### Excerpted data ###

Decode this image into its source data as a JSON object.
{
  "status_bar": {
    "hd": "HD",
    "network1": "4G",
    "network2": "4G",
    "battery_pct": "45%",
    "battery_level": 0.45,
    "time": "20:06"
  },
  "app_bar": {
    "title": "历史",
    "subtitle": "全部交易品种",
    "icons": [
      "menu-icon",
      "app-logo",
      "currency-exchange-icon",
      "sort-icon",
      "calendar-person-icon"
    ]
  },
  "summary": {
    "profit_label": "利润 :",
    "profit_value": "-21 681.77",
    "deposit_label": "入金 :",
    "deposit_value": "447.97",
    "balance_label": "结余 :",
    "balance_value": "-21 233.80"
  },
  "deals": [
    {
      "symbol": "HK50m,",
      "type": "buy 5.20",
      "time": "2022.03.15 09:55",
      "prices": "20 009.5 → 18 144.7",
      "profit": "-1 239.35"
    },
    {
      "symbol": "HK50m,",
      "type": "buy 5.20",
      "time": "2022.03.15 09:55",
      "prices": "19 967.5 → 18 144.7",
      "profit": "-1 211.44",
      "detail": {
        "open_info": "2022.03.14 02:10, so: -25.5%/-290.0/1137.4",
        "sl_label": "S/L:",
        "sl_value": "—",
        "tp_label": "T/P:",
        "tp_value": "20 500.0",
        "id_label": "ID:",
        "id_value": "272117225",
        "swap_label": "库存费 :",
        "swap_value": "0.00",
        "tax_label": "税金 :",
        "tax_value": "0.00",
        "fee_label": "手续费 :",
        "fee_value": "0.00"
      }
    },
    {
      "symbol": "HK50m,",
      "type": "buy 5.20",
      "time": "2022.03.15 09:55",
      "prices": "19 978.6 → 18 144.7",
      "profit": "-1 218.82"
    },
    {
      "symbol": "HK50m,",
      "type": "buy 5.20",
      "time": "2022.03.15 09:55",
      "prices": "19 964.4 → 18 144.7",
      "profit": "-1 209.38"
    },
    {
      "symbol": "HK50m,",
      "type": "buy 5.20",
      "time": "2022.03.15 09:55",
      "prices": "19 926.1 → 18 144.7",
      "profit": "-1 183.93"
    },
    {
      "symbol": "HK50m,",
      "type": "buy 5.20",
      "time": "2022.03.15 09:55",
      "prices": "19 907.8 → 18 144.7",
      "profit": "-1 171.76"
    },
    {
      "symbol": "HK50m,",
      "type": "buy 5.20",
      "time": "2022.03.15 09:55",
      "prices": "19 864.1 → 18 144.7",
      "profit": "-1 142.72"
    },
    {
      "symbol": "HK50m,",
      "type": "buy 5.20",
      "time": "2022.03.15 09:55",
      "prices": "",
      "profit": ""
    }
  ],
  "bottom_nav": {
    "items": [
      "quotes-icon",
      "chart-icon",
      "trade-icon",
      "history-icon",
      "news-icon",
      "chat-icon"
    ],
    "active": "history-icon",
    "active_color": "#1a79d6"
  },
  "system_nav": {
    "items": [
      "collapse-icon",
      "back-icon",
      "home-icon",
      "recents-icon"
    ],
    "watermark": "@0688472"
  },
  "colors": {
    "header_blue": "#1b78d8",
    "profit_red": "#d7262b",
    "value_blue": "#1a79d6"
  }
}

###

__The task__
Repeat the data verbatim.

__Solution for this task__
Decode this image into its source data as a JSON object.
{
  "status_bar": {
    "hd": "HD",
    "network1": "4G",
    "network2": "4G",
    "battery_pct": "45%",
    "battery_level": 0.45,
    "time": "20:06"
  },
  "app_bar": {
    "title": "历史",
    "subtitle": "全部交易品种",
    "icons": [
      "menu-icon",
      "app-logo",
      "currency-exchange-icon",
      "sort-icon",
      "calendar-person-icon"
    ]
  },
  "summary": {
    "profit_label": "利润 :",
    "profit_value": "-21 681.77",
    "deposit_label": "入金 :",
    "deposit_value": "447.97",
    "balance_label": "结余 :",
    "balance_value": "-21 233.80"
  },
  "deals": [
    {
      "symbol": "HK50m,",
      "type": "buy 5.20",
      "time": "2022.03.15 09:55",
      "prices": "20 009.5 → 18 144.7",
      "profit": "-1 239.35"
    },
    {
      "symbol": "HK50m,",
      "type": "buy 5.20",
      "time": "2022.03.15 09:55",
      "prices": "19 967.5 → 18 144.7",
      "profit": "-1 211.44",
      "detail": {
        "open_info": "2022.03.14 02:10, so: -25.5%/-290.0/1137.4",
        "sl_label": "S/L:",
        "sl_value": "—",
        "tp_label": "T/P:",
        "tp_value": "20 500.0",
        "id_label": "ID:",
        "id_value": "272117225",
        "swap_label": "库存费 :",
        "swap_value": "0.00",
        "tax_label": "税金 :",
        "tax_value": "0.00",
        "fee_label": "手续费 :",
        "fee_value": "0.00"
      }
    },
    {
      "symbol": "HK50m,",
      "type": "buy 5.20",
      "time": "2022.03.15 09:55",
      "prices": "19 978.6 → 18 144.7",
      "profit": "-1 218.82"
    },
    {
      "symbol": "HK50m,",
      "type": "buy 5.20",
      "time": "2022.03.15 09:55",
      "prices": "19 964.4 → 18 144.7",
      "profit": "-1 209.38"
    },
    {
      "symbol": "HK50m,",
      "type": "buy 5.20",
      "time": "2022.03.15 09:55",
      "prices": "19 926.1 → 18 144.7",
      "profit": "-1 183.93"
    },
    {
      "symbol": "HK50m,",
      "type": "buy 5.20",
      "time": "2022.03.15 09:55",
      "prices": "19 907.8 → 18 144.7",
      "profit": "-1 171.76"
    },
    {
      "symbol": "HK50m,",
      "type": "buy 5.20",
      "time": "2022.03.15 09:55",
      "prices": "19 864.1 → 18 144.7",
      "profit": "-1 142.72"
    },
    {
      "symbol": "HK50m,",
      "type": "buy 5.20",
      "time": "2022.03.15 09:55",
      "prices": "",
      "profit": ""
    }
  ],
  "bottom_nav": {
    "items": [
      "quotes-icon",
      "chart-icon",
      "trade-icon",
      "history-icon",
      "news-icon",
      "chat-icon"
    ],
    "active": "history-icon",
    "active_color": "#1a79d6"
  },
  "system_nav": {
    "items": [
      "collapse-icon",
      "back-icon",
      "home-icon",
      "recents-icon"
    ],
    "watermark": "@0688472"
  },
  "colors": {
    "header_blue": "#1b78d8",
    "profit_red": "#d7262b",
    "value_blue": "#1a79d6"
  }
}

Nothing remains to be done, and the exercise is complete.